Given entries:
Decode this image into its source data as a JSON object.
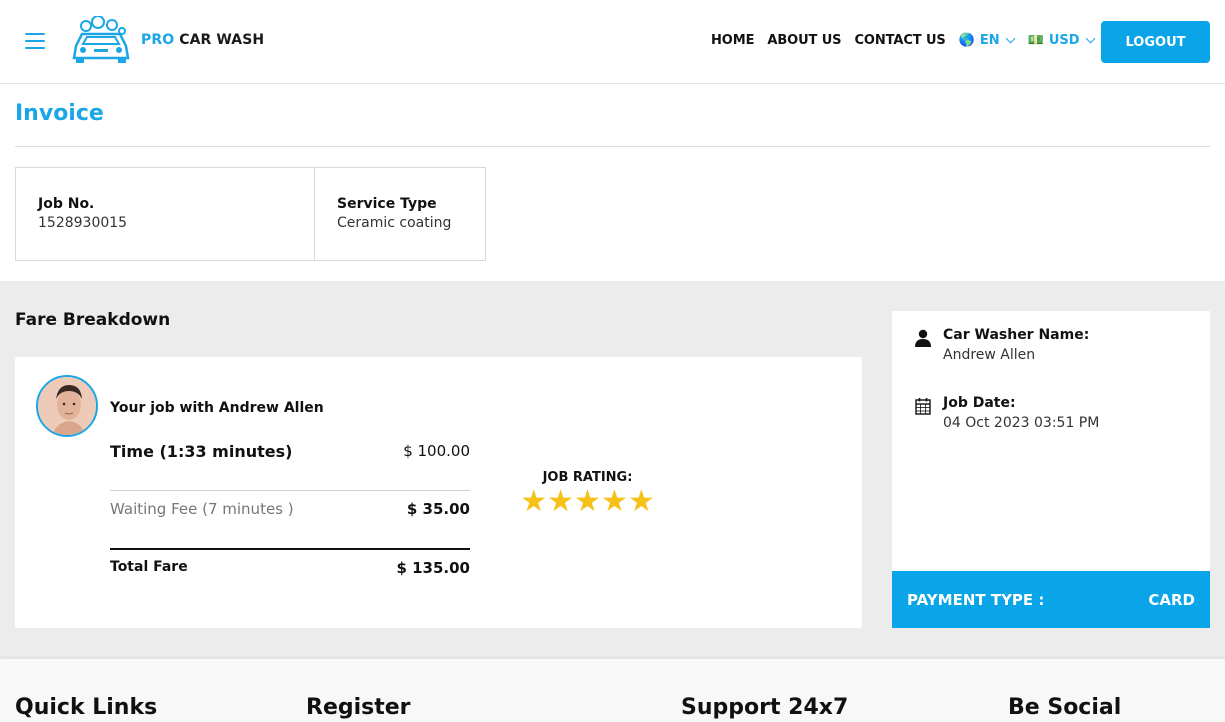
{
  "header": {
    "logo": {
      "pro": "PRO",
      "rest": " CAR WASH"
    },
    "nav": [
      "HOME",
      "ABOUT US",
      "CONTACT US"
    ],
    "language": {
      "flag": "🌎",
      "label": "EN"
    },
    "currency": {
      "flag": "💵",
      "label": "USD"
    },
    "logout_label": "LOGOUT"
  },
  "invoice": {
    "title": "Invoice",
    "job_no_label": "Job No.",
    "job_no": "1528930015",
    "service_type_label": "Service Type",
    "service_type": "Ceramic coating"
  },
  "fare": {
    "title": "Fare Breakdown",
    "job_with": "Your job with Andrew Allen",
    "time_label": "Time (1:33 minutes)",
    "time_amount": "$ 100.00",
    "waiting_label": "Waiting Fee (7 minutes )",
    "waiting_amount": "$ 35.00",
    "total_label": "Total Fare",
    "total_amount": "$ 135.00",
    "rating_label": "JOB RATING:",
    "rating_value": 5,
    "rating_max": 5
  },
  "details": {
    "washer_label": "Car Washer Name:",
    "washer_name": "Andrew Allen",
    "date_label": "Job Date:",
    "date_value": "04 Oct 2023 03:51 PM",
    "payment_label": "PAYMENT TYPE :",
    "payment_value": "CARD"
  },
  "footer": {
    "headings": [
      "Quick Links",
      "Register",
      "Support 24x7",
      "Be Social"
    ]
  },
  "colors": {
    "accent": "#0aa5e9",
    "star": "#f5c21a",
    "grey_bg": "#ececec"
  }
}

Problem requirements:
Set down the complete material exactly, but do not include the images.

The result:
Decode this image into its source data as a JSON object.
{
  "header": {
    "logo": {
      "pro": "PRO",
      "rest": " CAR WASH"
    },
    "nav": [
      "HOME",
      "ABOUT US",
      "CONTACT US"
    ],
    "language": {
      "flag": "🌎",
      "label": "EN"
    },
    "currency": {
      "flag": "💵",
      "label": "USD"
    },
    "logout_label": "LOGOUT"
  },
  "invoice": {
    "title": "Invoice",
    "job_no_label": "Job No.",
    "job_no": "1528930015",
    "service_type_label": "Service Type",
    "service_type": "Ceramic coating"
  },
  "fare": {
    "title": "Fare Breakdown",
    "job_with": "Your job with Andrew Allen",
    "time_label": "Time (1:33 minutes)",
    "time_amount": "$ 100.00",
    "waiting_label": "Waiting Fee (7 minutes )",
    "waiting_amount": "$ 35.00",
    "total_label": "Total Fare",
    "total_amount": "$ 135.00",
    "rating_label": "JOB RATING:",
    "rating_value": 5,
    "rating_max": 5
  },
  "details": {
    "washer_label": "Car Washer Name:",
    "washer_name": "Andrew Allen",
    "date_label": "Job Date:",
    "date_value": "04 Oct 2023 03:51 PM",
    "payment_label": "PAYMENT TYPE :",
    "payment_value": "CARD"
  },
  "footer": {
    "headings": [
      "Quick Links",
      "Register",
      "Support 24x7",
      "Be Social"
    ]
  },
  "colors": {
    "accent": "#0aa5e9",
    "star": "#f5c21a",
    "grey_bg": "#ececec"
  }
}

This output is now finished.